Recorded data:

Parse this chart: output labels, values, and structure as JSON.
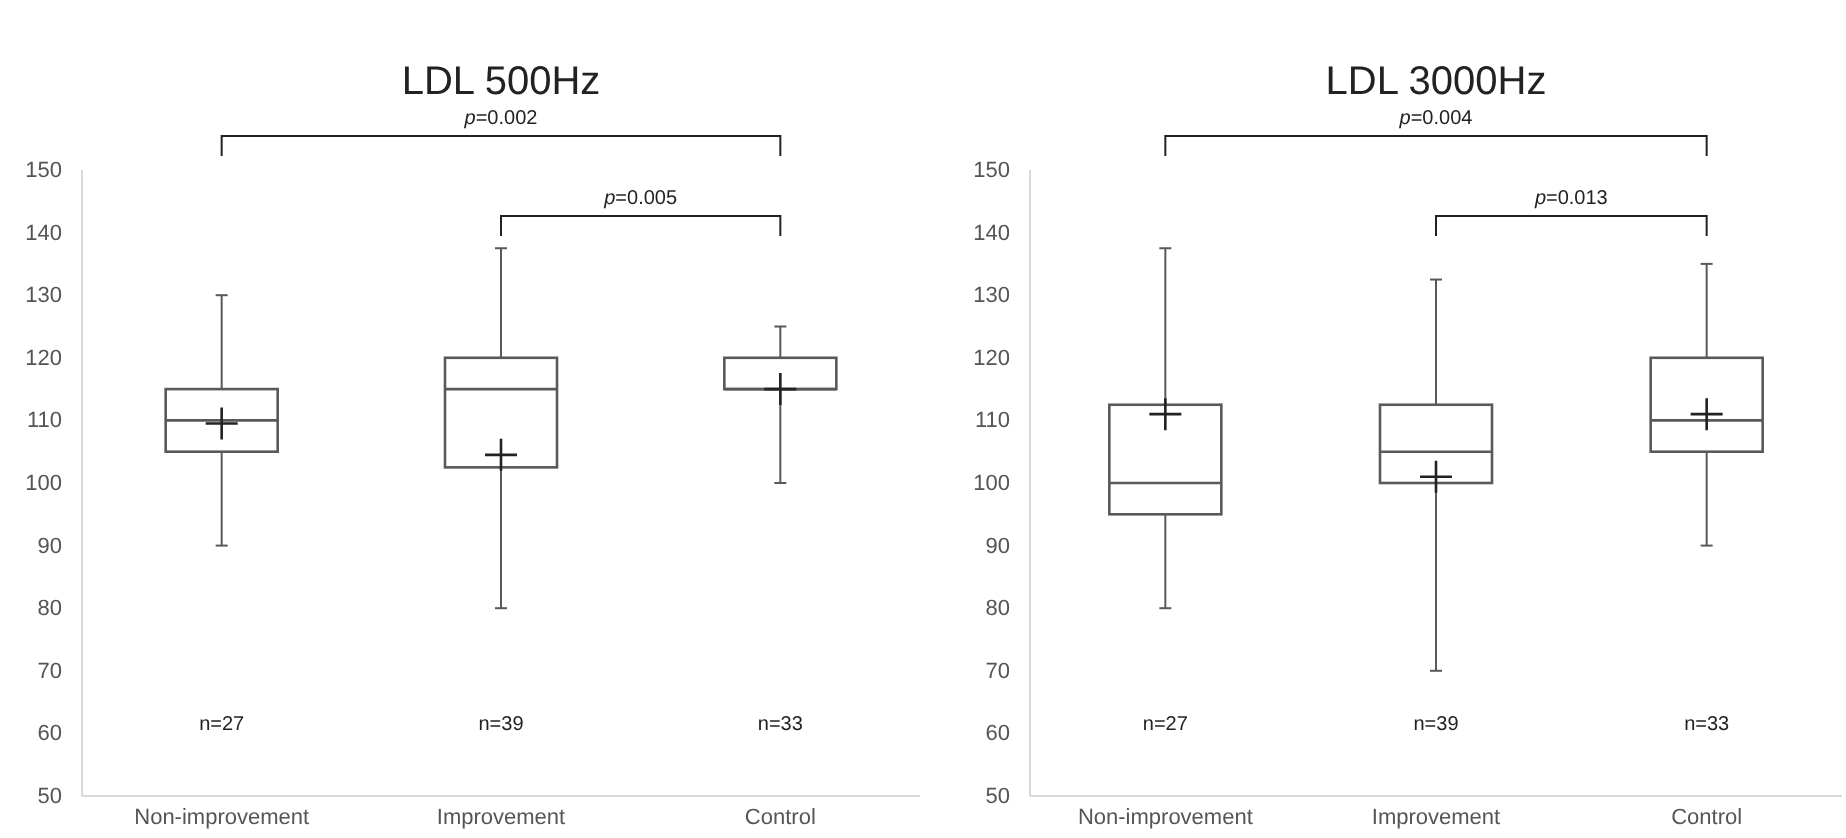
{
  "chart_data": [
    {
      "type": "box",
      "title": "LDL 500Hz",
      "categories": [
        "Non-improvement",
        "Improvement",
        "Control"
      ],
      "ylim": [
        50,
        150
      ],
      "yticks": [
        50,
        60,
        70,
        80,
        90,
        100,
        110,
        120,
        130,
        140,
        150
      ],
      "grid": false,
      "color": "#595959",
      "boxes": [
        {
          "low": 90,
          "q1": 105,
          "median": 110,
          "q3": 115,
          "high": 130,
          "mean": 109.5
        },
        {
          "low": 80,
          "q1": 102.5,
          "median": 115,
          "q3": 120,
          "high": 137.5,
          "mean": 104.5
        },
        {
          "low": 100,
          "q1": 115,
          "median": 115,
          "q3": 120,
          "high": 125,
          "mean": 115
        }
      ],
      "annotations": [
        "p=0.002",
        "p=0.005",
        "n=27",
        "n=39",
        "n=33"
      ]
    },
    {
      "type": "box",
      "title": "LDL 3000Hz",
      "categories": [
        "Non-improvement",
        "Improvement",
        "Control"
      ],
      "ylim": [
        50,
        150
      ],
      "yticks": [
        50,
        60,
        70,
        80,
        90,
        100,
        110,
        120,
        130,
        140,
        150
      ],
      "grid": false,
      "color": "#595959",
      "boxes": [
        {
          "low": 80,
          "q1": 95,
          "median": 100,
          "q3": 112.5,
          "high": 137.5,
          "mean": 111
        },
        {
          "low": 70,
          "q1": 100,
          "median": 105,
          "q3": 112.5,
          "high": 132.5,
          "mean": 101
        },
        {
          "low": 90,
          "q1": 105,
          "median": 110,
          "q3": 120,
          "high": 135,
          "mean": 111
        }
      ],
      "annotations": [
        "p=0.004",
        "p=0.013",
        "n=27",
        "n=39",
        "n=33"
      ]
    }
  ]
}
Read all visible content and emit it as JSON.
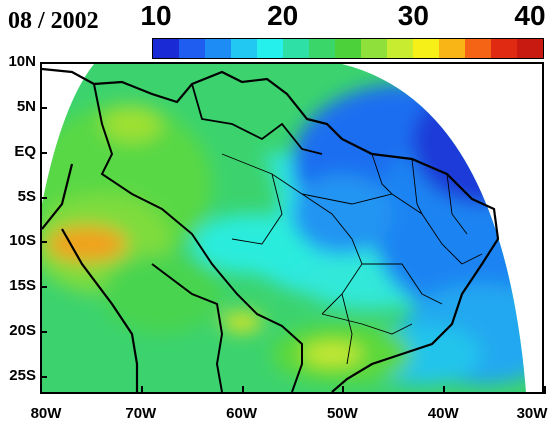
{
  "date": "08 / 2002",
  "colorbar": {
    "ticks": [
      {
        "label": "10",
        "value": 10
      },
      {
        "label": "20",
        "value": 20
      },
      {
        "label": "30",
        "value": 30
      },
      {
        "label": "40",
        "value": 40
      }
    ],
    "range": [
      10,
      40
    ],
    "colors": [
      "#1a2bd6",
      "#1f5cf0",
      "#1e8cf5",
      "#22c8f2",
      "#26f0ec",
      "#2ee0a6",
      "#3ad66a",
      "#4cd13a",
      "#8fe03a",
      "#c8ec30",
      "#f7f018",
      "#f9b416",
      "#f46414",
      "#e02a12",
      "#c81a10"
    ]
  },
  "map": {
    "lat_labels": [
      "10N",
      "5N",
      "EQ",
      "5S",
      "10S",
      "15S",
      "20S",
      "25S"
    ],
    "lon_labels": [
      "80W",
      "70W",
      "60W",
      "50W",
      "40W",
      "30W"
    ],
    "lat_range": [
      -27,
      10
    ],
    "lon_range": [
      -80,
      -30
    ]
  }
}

==

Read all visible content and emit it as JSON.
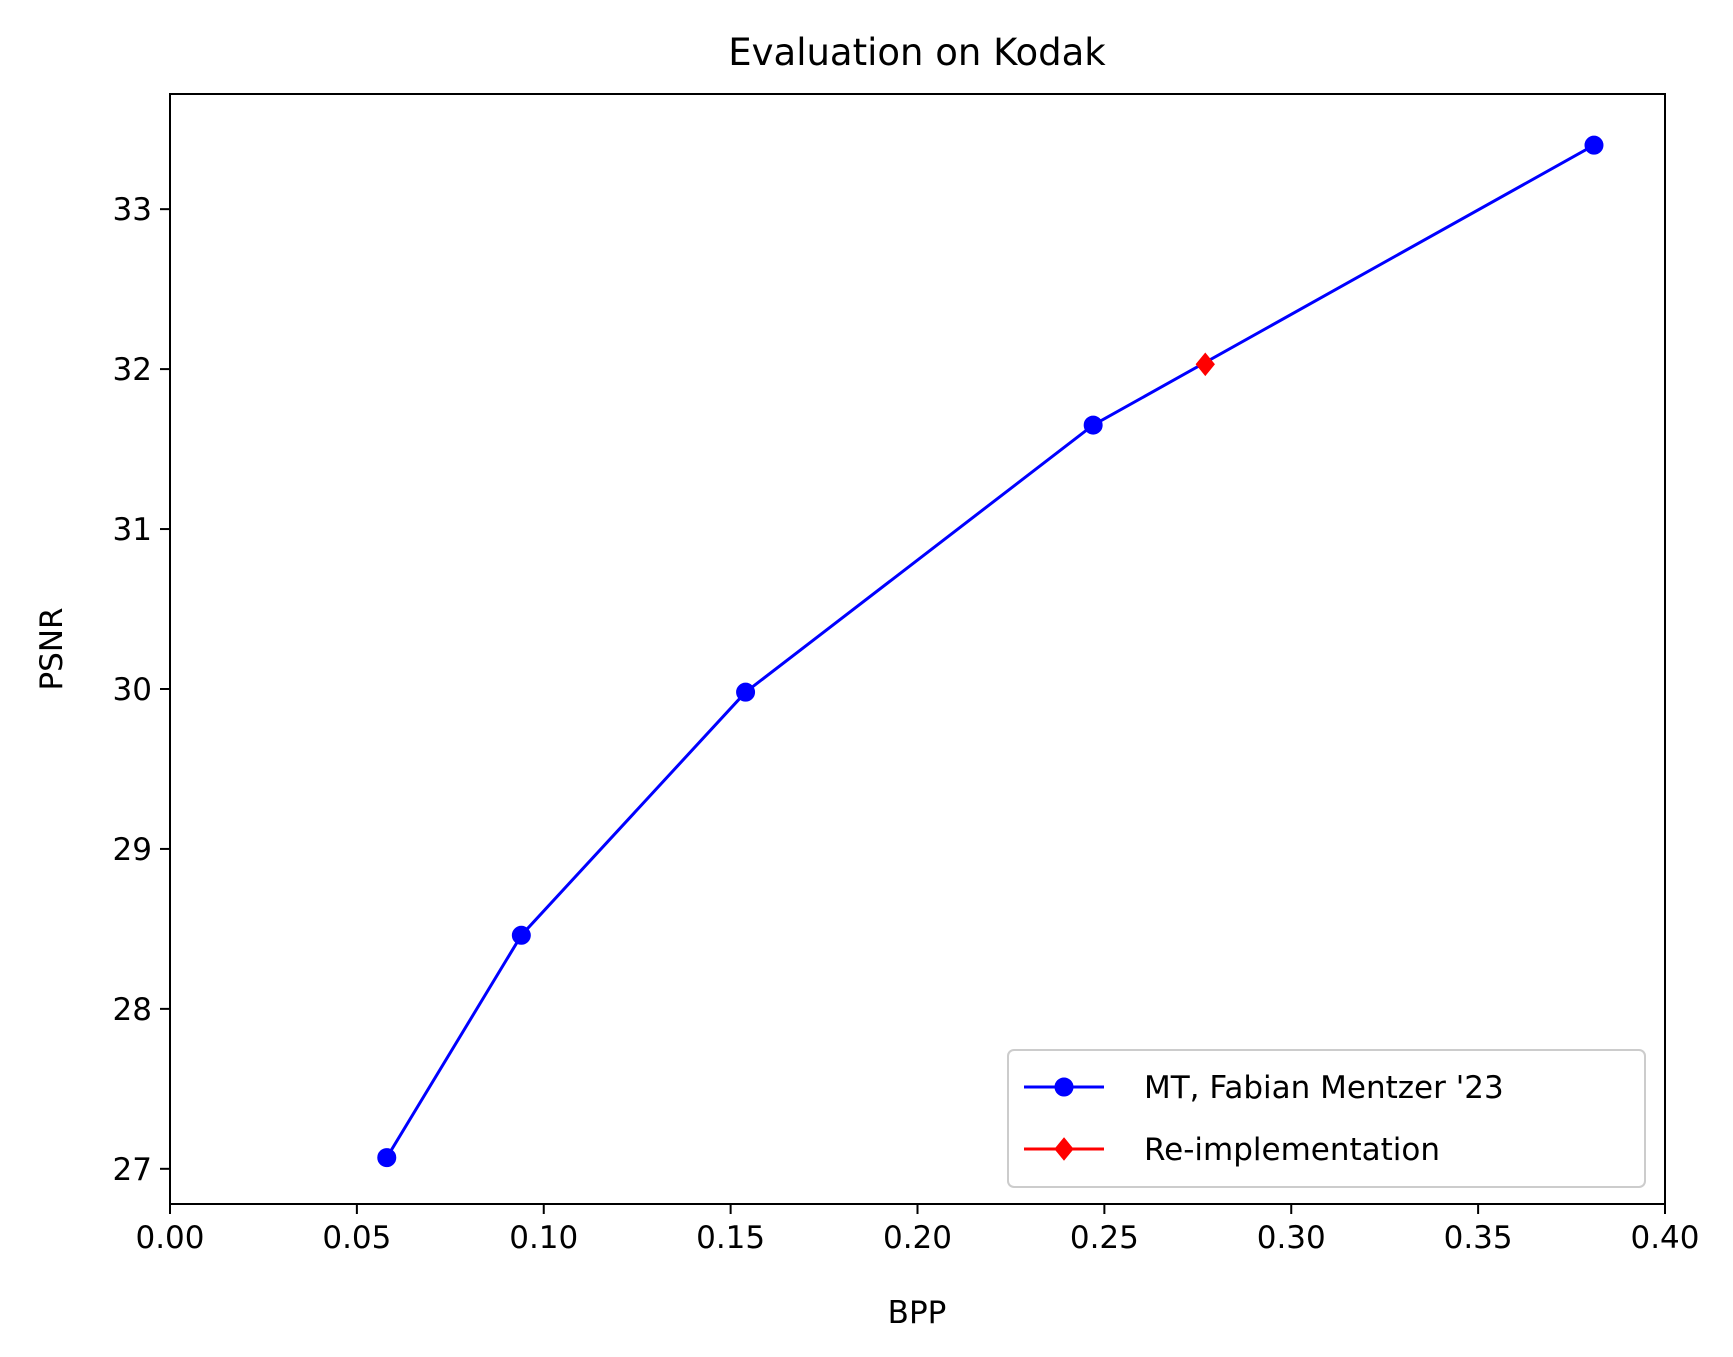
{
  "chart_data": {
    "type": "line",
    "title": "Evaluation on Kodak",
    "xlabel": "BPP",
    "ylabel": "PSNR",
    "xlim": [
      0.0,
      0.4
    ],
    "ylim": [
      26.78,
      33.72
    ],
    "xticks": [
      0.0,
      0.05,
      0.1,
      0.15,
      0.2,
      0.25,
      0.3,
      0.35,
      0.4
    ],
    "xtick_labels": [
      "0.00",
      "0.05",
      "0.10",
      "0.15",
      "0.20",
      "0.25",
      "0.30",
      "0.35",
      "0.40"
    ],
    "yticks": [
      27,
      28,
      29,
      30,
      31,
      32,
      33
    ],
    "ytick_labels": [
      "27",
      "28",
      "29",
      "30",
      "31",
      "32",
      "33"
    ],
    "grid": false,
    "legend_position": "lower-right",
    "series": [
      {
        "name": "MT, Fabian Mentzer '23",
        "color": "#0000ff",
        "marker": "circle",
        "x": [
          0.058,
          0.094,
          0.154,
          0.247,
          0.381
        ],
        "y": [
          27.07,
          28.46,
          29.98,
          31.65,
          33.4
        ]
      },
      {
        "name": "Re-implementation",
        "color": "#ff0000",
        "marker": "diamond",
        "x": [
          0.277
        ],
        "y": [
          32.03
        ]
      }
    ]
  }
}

--

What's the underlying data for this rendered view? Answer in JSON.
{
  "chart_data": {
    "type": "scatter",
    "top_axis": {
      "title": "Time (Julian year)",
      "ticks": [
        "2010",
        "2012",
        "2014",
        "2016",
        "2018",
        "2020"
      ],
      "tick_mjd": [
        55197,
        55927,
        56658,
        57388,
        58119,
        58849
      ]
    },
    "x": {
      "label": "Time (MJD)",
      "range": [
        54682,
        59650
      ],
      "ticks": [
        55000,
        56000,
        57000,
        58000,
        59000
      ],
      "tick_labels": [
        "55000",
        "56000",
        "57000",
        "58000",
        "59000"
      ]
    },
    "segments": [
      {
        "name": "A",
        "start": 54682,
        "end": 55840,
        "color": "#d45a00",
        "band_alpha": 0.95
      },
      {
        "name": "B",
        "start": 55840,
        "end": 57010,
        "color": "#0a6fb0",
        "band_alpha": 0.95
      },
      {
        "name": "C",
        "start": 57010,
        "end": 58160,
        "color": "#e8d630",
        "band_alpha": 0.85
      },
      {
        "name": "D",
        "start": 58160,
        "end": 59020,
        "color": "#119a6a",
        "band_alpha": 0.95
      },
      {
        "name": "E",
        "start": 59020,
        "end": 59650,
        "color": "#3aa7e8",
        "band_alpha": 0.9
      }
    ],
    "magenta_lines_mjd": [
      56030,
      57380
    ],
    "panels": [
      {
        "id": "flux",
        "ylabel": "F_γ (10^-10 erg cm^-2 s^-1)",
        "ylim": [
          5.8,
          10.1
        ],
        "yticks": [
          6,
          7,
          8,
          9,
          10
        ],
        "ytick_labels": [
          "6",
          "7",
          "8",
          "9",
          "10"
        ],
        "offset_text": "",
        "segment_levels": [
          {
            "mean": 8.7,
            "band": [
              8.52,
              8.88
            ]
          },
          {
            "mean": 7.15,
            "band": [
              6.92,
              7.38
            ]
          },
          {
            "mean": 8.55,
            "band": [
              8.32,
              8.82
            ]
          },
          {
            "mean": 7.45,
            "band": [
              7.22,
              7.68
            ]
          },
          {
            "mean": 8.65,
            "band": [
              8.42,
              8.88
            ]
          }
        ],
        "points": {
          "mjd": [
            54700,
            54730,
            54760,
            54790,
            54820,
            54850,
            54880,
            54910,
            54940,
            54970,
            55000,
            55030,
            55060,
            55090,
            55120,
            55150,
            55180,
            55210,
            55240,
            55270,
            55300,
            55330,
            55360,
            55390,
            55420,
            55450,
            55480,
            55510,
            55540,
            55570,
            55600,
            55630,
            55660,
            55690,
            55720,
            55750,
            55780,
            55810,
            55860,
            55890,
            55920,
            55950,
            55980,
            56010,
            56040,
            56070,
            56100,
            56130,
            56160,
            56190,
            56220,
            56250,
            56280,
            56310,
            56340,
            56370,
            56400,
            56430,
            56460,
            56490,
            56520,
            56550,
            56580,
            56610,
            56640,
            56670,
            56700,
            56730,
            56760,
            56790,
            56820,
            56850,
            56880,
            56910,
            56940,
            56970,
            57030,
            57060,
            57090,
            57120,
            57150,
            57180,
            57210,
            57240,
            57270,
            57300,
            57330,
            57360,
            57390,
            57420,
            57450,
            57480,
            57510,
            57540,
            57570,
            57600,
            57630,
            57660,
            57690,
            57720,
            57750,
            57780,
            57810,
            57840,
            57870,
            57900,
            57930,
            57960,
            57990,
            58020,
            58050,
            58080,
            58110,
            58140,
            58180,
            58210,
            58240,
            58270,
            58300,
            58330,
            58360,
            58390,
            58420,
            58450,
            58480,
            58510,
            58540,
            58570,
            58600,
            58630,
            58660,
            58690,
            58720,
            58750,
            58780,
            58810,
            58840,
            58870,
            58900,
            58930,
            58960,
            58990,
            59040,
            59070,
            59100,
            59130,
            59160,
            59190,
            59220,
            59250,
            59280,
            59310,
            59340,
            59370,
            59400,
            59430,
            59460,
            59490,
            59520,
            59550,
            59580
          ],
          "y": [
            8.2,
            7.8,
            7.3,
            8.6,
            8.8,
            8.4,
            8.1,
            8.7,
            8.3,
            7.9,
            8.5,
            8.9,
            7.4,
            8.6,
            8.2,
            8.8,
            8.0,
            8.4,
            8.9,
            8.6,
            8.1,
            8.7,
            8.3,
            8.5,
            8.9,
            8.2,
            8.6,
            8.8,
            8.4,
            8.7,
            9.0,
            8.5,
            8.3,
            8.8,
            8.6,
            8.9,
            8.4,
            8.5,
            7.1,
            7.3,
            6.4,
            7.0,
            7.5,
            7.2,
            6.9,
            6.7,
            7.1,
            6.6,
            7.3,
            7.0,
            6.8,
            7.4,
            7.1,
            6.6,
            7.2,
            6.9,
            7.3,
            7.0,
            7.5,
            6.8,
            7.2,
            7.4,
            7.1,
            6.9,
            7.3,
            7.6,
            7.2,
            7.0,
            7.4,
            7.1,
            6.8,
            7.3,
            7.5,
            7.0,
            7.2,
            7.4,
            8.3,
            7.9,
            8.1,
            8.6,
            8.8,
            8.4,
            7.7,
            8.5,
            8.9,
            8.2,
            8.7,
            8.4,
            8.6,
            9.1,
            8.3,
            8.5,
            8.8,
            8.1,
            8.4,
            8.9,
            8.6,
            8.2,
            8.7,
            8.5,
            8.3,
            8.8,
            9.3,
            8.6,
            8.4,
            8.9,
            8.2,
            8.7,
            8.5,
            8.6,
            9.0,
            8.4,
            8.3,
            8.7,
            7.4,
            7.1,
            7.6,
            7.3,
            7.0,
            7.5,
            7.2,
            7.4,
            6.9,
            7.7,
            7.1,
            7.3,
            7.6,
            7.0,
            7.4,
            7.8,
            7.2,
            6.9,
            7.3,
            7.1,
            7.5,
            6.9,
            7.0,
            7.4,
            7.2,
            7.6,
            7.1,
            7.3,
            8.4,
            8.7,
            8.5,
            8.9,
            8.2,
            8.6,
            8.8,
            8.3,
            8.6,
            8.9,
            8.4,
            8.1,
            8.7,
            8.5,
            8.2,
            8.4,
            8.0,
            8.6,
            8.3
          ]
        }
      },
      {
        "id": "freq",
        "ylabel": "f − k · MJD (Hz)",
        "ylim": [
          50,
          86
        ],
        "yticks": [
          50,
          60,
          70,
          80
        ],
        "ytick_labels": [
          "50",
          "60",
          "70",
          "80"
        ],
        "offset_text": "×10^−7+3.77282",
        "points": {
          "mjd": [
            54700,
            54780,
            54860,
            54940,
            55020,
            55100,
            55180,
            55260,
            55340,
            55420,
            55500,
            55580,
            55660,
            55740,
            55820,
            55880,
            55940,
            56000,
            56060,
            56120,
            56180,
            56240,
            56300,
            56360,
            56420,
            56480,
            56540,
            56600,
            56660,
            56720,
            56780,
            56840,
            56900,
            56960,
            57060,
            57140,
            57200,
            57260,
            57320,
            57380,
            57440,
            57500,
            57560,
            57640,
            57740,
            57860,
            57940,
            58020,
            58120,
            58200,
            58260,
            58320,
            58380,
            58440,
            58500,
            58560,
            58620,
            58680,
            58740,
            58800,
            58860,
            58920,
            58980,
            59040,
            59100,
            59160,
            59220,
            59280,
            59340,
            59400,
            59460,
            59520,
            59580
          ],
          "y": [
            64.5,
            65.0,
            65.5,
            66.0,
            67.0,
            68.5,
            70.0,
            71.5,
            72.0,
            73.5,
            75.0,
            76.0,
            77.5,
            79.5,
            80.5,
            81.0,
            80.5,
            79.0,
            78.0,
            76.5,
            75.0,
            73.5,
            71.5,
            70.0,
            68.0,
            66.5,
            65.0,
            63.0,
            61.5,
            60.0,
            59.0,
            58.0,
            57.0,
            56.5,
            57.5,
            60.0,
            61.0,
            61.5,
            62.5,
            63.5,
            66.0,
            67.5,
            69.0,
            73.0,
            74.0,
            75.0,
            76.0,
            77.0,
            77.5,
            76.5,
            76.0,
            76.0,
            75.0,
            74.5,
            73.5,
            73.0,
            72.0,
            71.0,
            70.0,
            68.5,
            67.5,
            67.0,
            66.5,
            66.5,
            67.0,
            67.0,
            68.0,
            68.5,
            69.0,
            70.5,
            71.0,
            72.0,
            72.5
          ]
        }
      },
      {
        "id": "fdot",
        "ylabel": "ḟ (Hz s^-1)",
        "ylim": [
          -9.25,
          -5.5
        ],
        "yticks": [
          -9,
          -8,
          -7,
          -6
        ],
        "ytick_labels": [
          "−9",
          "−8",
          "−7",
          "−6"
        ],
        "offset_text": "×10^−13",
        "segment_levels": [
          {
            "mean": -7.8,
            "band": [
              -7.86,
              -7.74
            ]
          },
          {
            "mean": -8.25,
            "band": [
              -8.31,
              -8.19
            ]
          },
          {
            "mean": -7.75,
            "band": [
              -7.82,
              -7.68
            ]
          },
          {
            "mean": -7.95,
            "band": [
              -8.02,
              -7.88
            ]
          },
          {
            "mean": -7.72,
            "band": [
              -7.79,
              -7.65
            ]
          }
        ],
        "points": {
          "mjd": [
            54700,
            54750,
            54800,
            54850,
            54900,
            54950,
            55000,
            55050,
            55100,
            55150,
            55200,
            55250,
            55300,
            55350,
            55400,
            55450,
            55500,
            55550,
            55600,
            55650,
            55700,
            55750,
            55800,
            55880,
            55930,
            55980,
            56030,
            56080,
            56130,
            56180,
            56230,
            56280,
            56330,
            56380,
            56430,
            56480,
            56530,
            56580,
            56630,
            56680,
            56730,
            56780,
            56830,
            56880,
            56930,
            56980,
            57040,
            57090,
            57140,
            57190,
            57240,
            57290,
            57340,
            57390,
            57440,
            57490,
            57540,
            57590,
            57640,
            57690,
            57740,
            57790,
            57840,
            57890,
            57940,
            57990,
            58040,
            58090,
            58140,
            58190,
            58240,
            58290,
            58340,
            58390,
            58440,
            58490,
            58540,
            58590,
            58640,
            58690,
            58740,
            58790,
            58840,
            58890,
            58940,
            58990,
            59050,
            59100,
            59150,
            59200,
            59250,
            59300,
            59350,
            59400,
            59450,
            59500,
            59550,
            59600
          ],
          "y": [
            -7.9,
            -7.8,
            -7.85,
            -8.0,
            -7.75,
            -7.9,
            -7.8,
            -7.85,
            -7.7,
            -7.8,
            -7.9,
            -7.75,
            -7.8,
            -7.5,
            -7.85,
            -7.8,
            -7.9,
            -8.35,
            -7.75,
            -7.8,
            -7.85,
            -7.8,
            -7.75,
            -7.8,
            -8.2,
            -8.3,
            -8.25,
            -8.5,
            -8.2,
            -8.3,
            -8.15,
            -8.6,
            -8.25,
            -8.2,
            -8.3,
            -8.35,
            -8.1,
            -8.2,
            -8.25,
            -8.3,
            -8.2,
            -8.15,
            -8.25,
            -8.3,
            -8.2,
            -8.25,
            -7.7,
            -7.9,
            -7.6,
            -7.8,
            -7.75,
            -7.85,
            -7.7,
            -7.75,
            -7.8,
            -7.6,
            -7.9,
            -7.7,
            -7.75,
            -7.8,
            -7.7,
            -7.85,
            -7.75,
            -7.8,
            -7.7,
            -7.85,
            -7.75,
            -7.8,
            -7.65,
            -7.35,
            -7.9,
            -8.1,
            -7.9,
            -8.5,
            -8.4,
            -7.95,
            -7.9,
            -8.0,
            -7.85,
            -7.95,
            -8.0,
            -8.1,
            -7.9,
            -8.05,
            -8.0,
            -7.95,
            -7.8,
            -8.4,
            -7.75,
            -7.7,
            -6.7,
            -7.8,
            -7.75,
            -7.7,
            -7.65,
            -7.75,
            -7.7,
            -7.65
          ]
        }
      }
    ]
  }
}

**Exercise:** How many lines in these entries contain the string "this"? State the number and nothing more.

**Exercise response:** 2